DIRECTIONS:
Count how many lines of the material contain the string "Dominique", then give that number and nothing more.
+ + + +
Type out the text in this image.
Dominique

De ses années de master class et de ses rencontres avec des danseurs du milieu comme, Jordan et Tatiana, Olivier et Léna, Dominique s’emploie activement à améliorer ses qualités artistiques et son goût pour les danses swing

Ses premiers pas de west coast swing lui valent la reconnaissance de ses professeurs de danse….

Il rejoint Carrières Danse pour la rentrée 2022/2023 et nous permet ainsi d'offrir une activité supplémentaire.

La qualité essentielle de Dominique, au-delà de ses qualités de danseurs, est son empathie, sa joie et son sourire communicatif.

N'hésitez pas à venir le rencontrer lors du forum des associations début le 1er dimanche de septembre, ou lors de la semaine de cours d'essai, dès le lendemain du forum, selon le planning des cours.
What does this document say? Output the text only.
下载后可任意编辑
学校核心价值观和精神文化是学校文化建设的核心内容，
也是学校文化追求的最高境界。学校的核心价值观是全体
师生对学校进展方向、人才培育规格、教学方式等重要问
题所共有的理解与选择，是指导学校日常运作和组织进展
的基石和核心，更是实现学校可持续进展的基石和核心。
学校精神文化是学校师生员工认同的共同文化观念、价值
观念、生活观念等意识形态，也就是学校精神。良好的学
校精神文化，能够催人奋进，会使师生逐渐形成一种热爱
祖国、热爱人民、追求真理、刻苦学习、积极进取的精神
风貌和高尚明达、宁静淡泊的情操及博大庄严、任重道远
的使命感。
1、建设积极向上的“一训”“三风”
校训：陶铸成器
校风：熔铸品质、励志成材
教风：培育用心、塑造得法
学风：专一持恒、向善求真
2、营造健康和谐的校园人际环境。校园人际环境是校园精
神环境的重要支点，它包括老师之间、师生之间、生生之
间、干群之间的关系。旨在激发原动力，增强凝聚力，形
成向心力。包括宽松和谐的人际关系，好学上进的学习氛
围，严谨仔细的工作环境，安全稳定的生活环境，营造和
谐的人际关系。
+ + + +
RESULT BELOW:
3